++++ RECORDS FOR PROCESSING ++++

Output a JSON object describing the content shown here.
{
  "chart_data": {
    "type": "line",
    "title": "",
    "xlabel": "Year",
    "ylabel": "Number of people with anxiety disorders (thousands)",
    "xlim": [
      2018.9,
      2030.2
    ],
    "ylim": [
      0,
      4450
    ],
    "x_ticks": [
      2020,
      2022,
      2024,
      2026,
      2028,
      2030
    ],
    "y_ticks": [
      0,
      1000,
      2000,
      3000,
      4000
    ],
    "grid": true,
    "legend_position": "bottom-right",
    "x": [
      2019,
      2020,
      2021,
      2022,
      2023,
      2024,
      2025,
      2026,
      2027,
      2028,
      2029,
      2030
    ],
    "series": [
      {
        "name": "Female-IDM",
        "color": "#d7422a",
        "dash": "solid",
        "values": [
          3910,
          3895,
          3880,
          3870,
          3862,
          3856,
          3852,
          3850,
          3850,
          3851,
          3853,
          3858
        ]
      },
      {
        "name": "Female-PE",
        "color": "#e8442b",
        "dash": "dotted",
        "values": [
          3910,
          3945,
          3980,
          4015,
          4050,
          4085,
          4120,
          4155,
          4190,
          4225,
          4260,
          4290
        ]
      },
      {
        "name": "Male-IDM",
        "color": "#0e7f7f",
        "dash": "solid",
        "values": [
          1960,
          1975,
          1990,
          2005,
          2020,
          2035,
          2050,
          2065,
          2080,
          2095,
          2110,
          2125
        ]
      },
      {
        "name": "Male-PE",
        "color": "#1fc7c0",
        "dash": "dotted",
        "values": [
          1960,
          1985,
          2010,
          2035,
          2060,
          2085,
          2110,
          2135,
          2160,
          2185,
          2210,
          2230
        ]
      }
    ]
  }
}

++++

Extract every entry in the listing word for word.

Output a JSON object describing the content shown here.
{
  "chart_data": {
    "type": "line",
    "title": "",
    "xlabel": "Year",
    "ylabel": "Number of people with anxiety disorders (thousands)",
    "xlim": [
      2018.9,
      2030.2
    ],
    "ylim": [
      0,
      4450
    ],
    "x_ticks": [
      2020,
      2022,
      2024,
      2026,
      2028,
      2030
    ],
    "y_ticks": [
      0,
      1000,
      2000,
      3000,
      4000
    ],
    "grid": true,
    "legend_position": "bottom-right",
    "x": [
      2019,
      2020,
      2021,
      2022,
      2023,
      2024,
      2025,
      2026,
      2027,
      2028,
      2029,
      2030
    ],
    "series": [
      {
        "name": "Female-IDM",
        "color": "#d7422a",
        "dash": "solid",
        "values": [
          3910,
          3895,
          3880,
          3870,
          3862,
          3856,
          3852,
          3850,
          3850,
          3851,
          3853,
          3858
        ]
      },
      {
        "name": "Female-PE",
        "color": "#e8442b",
        "dash": "dotted",
        "values": [
          3910,
          3945,
          3980,
          4015,
          4050,
          4085,
          4120,
          4155,
          4190,
          4225,
          4260,
          4290
        ]
      },
      {
        "name": "Male-IDM",
        "color": "#0e7f7f",
        "dash": "solid",
        "values": [
          1960,
          1975,
          1990,
          2005,
          2020,
          2035,
          2050,
          2065,
          2080,
          2095,
          2110,
          2125
        ]
      },
      {
        "name": "Male-PE",
        "color": "#1fc7c0",
        "dash": "dotted",
        "values": [
          1960,
          1985,
          2010,
          2035,
          2060,
          2085,
          2110,
          2135,
          2160,
          2185,
          2210,
          2230
        ]
      }
    ]
  }
}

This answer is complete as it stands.